## Directions for this task
Pictures stay out; everything else in the records below is copied exactly.
-- START --
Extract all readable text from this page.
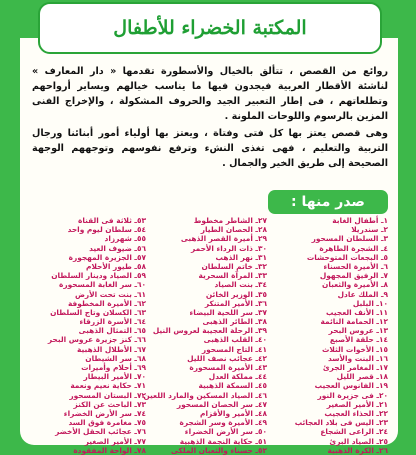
المكتبة الخضراء للأطفال

روائع من القصص ، تتألق بالخيال والأسطورة تقدمها « دار المعارف » لناشئة الأقطار العربية فيجدون فيها ما يناسب خيالهم ويساير أرواحهم وتطلعاتهم ، فى إطار التعبير الجيد والحروف المشكولة ، والإخراج الفنى المزين بالرسوم واللوحات الملونة .

وهى قصص يعتز بها كل فتى وفتاة ، ويعتز بها أولياء أمور أبنائنا ورجال التربية والتعليم ، فهى تغذى النشء وترفع نفوسهم وتوجههم الوجهة الصحيحة إلى طريق الخير والجمال .

صدر منها :
١ـ أطفال الغابة
٢ـ سندريلا
٣ـ السلطان المسحور
٤ـ الشجرة الطاهرة
٥ـ البجعات المتوحشات
٦ـ الأميرة الحسناء
٧ـ الرفيق المجهول
٨ـ الأميرة والثعبان
٩ـ الملك عادل
١٠ـ البلبل
١١ـ الأنف العجيب
١٢ـ الحمامة النائمة
١٣ـ عروس البحر
١٤ـ حلقة الأصبع
١٥ـ الأخوات الثلاث
١٦ـ البنت والأسد
١٧ـ المغامر الجرئ
١٨ـ قصر الليل
١٩ـ الفانوس العجيب
٢٠ـ فى جزيرة النور
٢١ـ الأمير الصغير
٢٢ـ الحذاء العجيب
٢٣ـ اليس فى بلاد العجائب
٢٤ـ الراعى الشجاع
٢٥ـ الصياد البرئ
٢٦ـ الكرة الذهبية
٢٧ـ الشاطر مخطوط
٢٨ـ الحصان الطيار
٢٩ـ أميرة القصر الذهبى
٣٠ـ ذات الرداء الأحمر
٣١ـ نهر الذهب
٣٢ـ خاتم السلطان
٣٣ـ المرآة السحرية
٣٤ـ بنت الصياد
٣٥ـ الوزير الخائن
٣٦ـ الأمير المتنكر
٣٧ـ سر اللحية البيضاء
٣٨ـ الطائر الذهبى
٣٩ـ الرحلة العجيبة لعروس النيل
٤٠ـ القلب الذهبى
٤١ـ التاج المسحور
٤٢ـ عجائب نصف الليل
٤٣ـ الأميرة المسحورة
٤٤ـ مملكة العدل
٤٥ـ السمكة الذهبية
٤٦ـ الصياد المسكين والمارد اللعين
٤٧ـ سر الحصان المسحور
٤٨ـ الأمير والأقزام
٤٩ـ الأميرة وسر الشجرة
٥٠ـ سر الأرض الخضراء
٥١ـ حكاية النجمة الذهبية
٥٢ـ حسناء والثعبان الملكى
٥٣ـ ثلاثة فى القناة
٥٤ـ سلطان ليوم واحد
٥٥ـ شهرزاد
٥٦ـ ضيوف العيد
٥٧ـ الجزيرة المهجورة
٥٨ـ طيور الأحلام
٥٩ـ الصياد ودينار السلطان
٦٠ـ سر الغابة المسحورة
٦١ـ بنت تحت الأرض
٦٢ـ الأميرة المخطوفة
٦٣ـ الكسلان وتاج السلطان
٦٤ـ الأسرة الزرقاء
٦٥ـ التمثال الذهبى
٦٦ـ كنز جزيرة عروس البحر
٦٧ـ الأطلال الذهبية
٦٨ـ سر الشيطان
٦٩ـ أحلام وأميرات
٧٠ـ الأمير البيطار
٧١ـ حكاية نعيم ونعمة
٧٢ـ البستان المسحور
٧٣ـ الباحث عن الكنز
٧٤ـ سر الأرض الخضراء
٧٥ـ مغامرة فوق السد
٧٦ـ عجائب الحقل الأخضر
٧٧ـ الأمير الصغير
٧٨ـ الواحة المفقودة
-- END --
## The response
Extract all readable text from this page.
المكتبة الخضراء للأطفال

روائع من القصص ، تتألق بالخيال والأسطورة تقدمها « دار المعارف » لناشئة الأقطار العربية فيجدون فيها ما يناسب خيالهم ويساير أرواحهم وتطلعاتهم ، فى إطار التعبير الجيد والحروف المشكولة ، والإخراج الفنى المزين بالرسوم واللوحات الملونة .

وهى قصص يعتز بها كل فتى وفتاة ، ويعتز بها أولياء أمور أبنائنا ورجال التربية والتعليم ، فهى تغذى النشء وترفع نفوسهم وتوجههم الوجهة الصحيحة إلى طريق الخير والجمال .

صدر منها :
١ـ أطفال الغابة
٢ـ سندريلا
٣ـ السلطان المسحور
٤ـ الشجرة الطاهرة
٥ـ البجعات المتوحشات
٦ـ الأميرة الحسناء
٧ـ الرفيق المجهول
٨ـ الأميرة والثعبان
٩ـ الملك عادل
١٠ـ البلبل
١١ـ الأنف العجيب
١٢ـ الحمامة النائمة
١٣ـ عروس البحر
١٤ـ حلقة الأصبع
١٥ـ الأخوات الثلاث
١٦ـ البنت والأسد
١٧ـ المغامر الجرئ
١٨ـ قصر الليل
١٩ـ الفانوس العجيب
٢٠ـ فى جزيرة النور
٢١ـ الأمير الصغير
٢٢ـ الحذاء العجيب
٢٣ـ اليس فى بلاد العجائب
٢٤ـ الراعى الشجاع
٢٥ـ الصياد البرئ
٢٦ـ الكرة الذهبية
٢٧ـ الشاطر مخطوط
٢٨ـ الحصان الطيار
٢٩ـ أميرة القصر الذهبى
٣٠ـ ذات الرداء الأحمر
٣١ـ نهر الذهب
٣٢ـ خاتم السلطان
٣٣ـ المرآة السحرية
٣٤ـ بنت الصياد
٣٥ـ الوزير الخائن
٣٦ـ الأمير المتنكر
٣٧ـ سر اللحية البيضاء
٣٨ـ الطائر الذهبى
٣٩ـ الرحلة العجيبة لعروس النيل
٤٠ـ القلب الذهبى
٤١ـ التاج المسحور
٤٢ـ عجائب نصف الليل
٤٣ـ الأميرة المسحورة
٤٤ـ مملكة العدل
٤٥ـ السمكة الذهبية
٤٦ـ الصياد المسكين والمارد اللعين
٤٧ـ سر الحصان المسحور
٤٨ـ الأمير والأقزام
٤٩ـ الأميرة وسر الشجرة
٥٠ـ سر الأرض الخضراء
٥١ـ حكاية النجمة الذهبية
٥٢ـ حسناء والثعبان الملكى
٥٣ـ ثلاثة فى القناة
٥٤ـ سلطان ليوم واحد
٥٥ـ شهرزاد
٥٦ـ ضيوف العيد
٥٧ـ الجزيرة المهجورة
٥٨ـ طيور الأحلام
٥٩ـ الصياد ودينار السلطان
٦٠ـ سر الغابة المسحورة
٦١ـ بنت تحت الأرض
٦٢ـ الأميرة المخطوفة
٦٣ـ الكسلان وتاج السلطان
٦٤ـ الأسرة الزرقاء
٦٥ـ التمثال الذهبى
٦٦ـ كنز جزيرة عروس البحر
٦٧ـ الأطلال الذهبية
٦٨ـ سر الشيطان
٦٩ـ أحلام وأميرات
٧٠ـ الأمير البيطار
٧١ـ حكاية نعيم ونعمة
٧٢ـ البستان المسحور
٧٣ـ الباحث عن الكنز
٧٤ـ سر الأرض الخضراء
٧٥ـ مغامرة فوق السد
٧٦ـ عجائب الحقل الأخضر
٧٧ـ الأمير الصغير
٧٨ـ الواحة المفقودة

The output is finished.